**** Available data ****

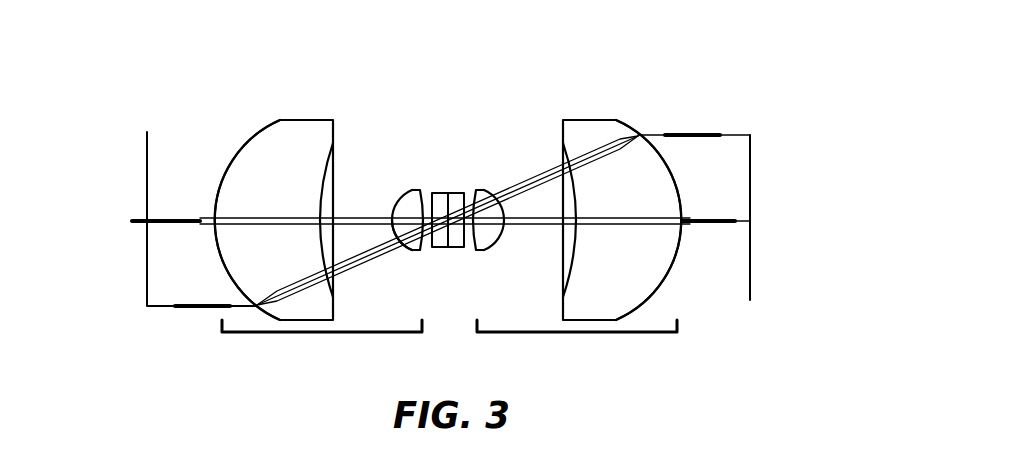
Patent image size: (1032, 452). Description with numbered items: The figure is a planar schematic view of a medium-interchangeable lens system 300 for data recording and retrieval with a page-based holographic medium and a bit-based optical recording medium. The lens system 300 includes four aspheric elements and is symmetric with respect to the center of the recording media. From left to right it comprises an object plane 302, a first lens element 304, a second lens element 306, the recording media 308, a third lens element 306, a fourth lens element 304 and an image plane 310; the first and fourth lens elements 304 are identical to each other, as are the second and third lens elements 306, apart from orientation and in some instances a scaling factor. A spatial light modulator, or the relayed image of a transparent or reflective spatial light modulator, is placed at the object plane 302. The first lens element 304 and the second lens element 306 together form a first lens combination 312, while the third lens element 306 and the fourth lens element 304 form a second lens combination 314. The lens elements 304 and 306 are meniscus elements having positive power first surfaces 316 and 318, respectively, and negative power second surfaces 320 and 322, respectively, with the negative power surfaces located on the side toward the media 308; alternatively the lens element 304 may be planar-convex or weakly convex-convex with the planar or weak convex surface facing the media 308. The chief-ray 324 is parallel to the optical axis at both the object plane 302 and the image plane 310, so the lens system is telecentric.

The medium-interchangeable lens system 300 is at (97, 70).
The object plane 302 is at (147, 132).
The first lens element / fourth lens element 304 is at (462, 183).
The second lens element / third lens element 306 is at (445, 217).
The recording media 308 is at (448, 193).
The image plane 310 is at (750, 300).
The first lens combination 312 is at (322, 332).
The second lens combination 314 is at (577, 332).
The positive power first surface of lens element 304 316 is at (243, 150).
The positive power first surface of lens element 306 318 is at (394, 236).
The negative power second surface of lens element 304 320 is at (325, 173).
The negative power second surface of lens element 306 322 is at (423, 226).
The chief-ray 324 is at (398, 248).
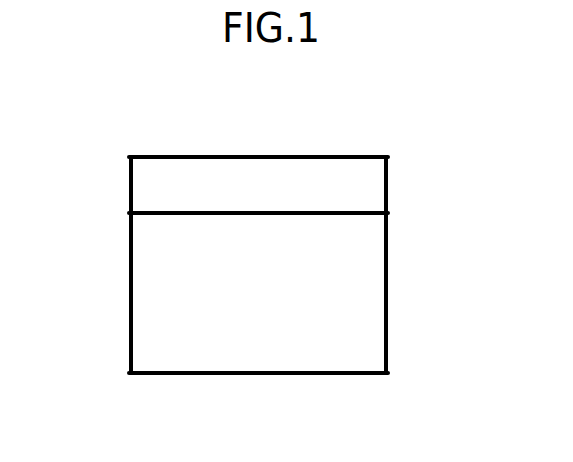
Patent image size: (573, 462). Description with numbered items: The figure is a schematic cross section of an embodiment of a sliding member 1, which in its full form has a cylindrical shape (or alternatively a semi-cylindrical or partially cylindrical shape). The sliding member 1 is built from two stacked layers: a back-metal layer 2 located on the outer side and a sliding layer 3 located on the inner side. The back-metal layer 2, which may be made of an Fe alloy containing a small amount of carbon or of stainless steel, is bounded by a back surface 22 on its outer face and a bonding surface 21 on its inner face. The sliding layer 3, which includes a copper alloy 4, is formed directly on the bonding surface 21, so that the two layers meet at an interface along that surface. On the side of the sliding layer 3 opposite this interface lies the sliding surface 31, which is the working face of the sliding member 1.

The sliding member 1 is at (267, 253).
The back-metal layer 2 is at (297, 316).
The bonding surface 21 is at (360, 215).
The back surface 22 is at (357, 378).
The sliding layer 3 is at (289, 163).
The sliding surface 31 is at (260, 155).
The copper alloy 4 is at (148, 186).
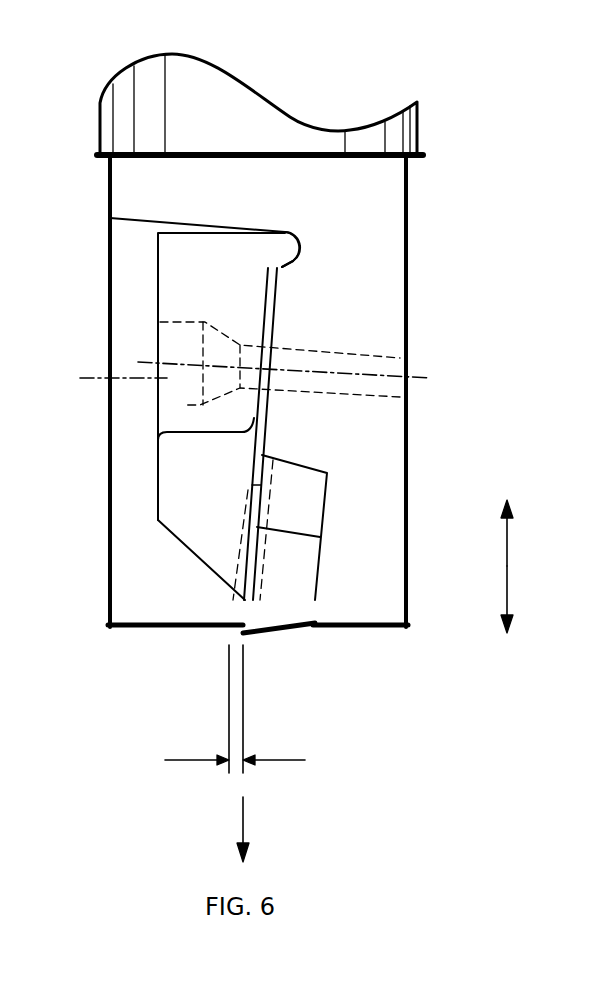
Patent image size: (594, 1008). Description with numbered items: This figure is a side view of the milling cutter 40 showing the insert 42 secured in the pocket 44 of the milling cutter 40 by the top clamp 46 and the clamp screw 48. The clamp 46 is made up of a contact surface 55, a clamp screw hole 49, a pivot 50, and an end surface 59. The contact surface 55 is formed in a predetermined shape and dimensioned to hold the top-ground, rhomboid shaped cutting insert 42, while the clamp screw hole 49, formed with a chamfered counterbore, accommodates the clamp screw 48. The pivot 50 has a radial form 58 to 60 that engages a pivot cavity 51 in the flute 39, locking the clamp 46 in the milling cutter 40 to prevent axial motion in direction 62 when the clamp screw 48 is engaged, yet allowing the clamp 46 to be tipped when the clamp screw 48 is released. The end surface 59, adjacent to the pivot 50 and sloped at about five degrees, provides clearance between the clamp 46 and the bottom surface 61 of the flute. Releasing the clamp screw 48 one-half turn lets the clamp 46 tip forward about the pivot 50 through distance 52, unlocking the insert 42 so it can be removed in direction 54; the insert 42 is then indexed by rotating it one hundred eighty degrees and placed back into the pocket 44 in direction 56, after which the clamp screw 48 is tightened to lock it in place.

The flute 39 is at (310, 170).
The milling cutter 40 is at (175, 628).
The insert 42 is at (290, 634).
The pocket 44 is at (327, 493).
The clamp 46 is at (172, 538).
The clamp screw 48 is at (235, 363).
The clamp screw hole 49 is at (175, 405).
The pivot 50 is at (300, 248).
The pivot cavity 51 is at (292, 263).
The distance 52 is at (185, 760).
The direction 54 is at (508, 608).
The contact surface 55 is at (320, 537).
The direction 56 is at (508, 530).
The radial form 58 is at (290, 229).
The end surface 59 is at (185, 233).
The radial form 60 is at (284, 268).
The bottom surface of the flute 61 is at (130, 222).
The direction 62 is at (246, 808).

****

- **Directions for this task**:
Write out the listing above verbatim, from the first description through the last coordinate line, and omit the pictures.

- **Problem solution**:
Patent image size: (1032, 452). Description with numbered items: The figure is a planar schematic view of a medium-interchangeable lens system 300 for data recording and retrieval with a page-based holographic medium and a bit-based optical recording medium. The lens system 300 includes four aspheric elements and is symmetric with respect to the center of the recording media. From left to right it comprises an object plane 302, a first lens element 304, a second lens element 306, the recording media 308, a third lens element 306, a fourth lens element 304 and an image plane 310; the first and fourth lens elements 304 are identical to each other, as are the second and third lens elements 306, apart from orientation and in some instances a scaling factor. A spatial light modulator, or the relayed image of a transparent or reflective spatial light modulator, is placed at the object plane 302. The first lens element 304 and the second lens element 306 together form a first lens combination 312, while the third lens element 306 and the fourth lens element 304 form a second lens combination 314. The lens elements 304 and 306 are meniscus elements having positive power first surfaces 316 and 318, respectively, and negative power second surfaces 320 and 322, respectively, with the negative power surfaces located on the side toward the media 308; alternatively the lens element 304 may be planar-convex or weakly convex-convex with the planar or weak convex surface facing the media 308. The chief-ray 324 is parallel to the optical axis at both the object plane 302 and the image plane 310, so the lens system is telecentric.

The medium-interchangeable lens system 300 is at (97, 70).
The object plane 302 is at (147, 132).
The first lens element / fourth lens element 304 is at (462, 183).
The second lens element / third lens element 306 is at (445, 217).
The recording media 308 is at (448, 193).
The image plane 310 is at (750, 300).
The first lens combination 312 is at (322, 332).
The second lens combination 314 is at (577, 332).
The positive power first surface of lens element 304 316 is at (243, 150).
The positive power first surface of lens element 306 318 is at (394, 236).
The negative power second surface of lens element 304 320 is at (325, 173).
The negative power second surface of lens element 306 322 is at (423, 226).
The chief-ray 324 is at (398, 248).
Patent image size: (573, 462). Description with numbered items: The figure is a schematic cross section of an embodiment of a sliding member 1, which in its full form has a cylindrical shape (or alternatively a semi-cylindrical or partially cylindrical shape). The sliding member 1 is built from two stacked layers: a back-metal layer 2 located on the outer side and a sliding layer 3 located on the inner side. The back-metal layer 2, which may be made of an Fe alloy containing a small amount of carbon or of stainless steel, is bounded by a back surface 22 on its outer face and a bonding surface 21 on its inner face. The sliding layer 3, which includes a copper alloy 4, is formed directly on the bonding surface 21, so that the two layers meet at an interface along that surface. On the side of the sliding layer 3 opposite this interface lies the sliding surface 31, which is the working face of the sliding member 1.

The sliding member 1 is at (267, 253).
The back-metal layer 2 is at (297, 316).
The bonding surface 21 is at (360, 215).
The back surface 22 is at (357, 378).
The sliding layer 3 is at (289, 163).
The sliding surface 31 is at (260, 155).
The copper alloy 4 is at (148, 186).
Patent image size: (594, 1008). Description with numbered items: This figure is a side view of the milling cutter 40 showing the insert 42 secured in the pocket 44 of the milling cutter 40 by the top clamp 46 and the clamp screw 48. The clamp 46 is made up of a contact surface 55, a clamp screw hole 49, a pivot 50, and an end surface 59. The contact surface 55 is formed in a predetermined shape and dimensioned to hold the top-ground, rhomboid shaped cutting insert 42, while the clamp screw hole 49, formed with a chamfered counterbore, accommodates the clamp screw 48. The pivot 50 has a radial form 58 to 60 that engages a pivot cavity 51 in the flute 39, locking the clamp 46 in the milling cutter 40 to prevent axial motion in direction 62 when the clamp screw 48 is engaged, yet allowing the clamp 46 to be tipped when the clamp screw 48 is released. The end surface 59, adjacent to the pivot 50 and sloped at about five degrees, provides clearance between the clamp 46 and the bottom surface 61 of the flute. Releasing the clamp screw 48 one-half turn lets the clamp 46 tip forward about the pivot 50 through distance 52, unlocking the insert 42 so it can be removed in direction 54; the insert 42 is then indexed by rotating it one hundred eighty degrees and placed back into the pocket 44 in direction 56, after which the clamp screw 48 is tightened to lock it in place.

The flute 39 is at (310, 170).
The milling cutter 40 is at (175, 628).
The insert 42 is at (290, 634).
The pocket 44 is at (327, 493).
The clamp 46 is at (172, 538).
The clamp screw 48 is at (235, 363).
The clamp screw hole 49 is at (175, 405).
The pivot 50 is at (300, 248).
The pivot cavity 51 is at (292, 263).
The distance 52 is at (185, 760).
The direction 54 is at (508, 608).
The contact surface 55 is at (320, 537).
The direction 56 is at (508, 530).
The radial form 58 is at (290, 229).
The end surface 59 is at (185, 233).
The radial form 60 is at (284, 268).
The bottom surface of the flute 61 is at (130, 222).
The direction 62 is at (246, 808).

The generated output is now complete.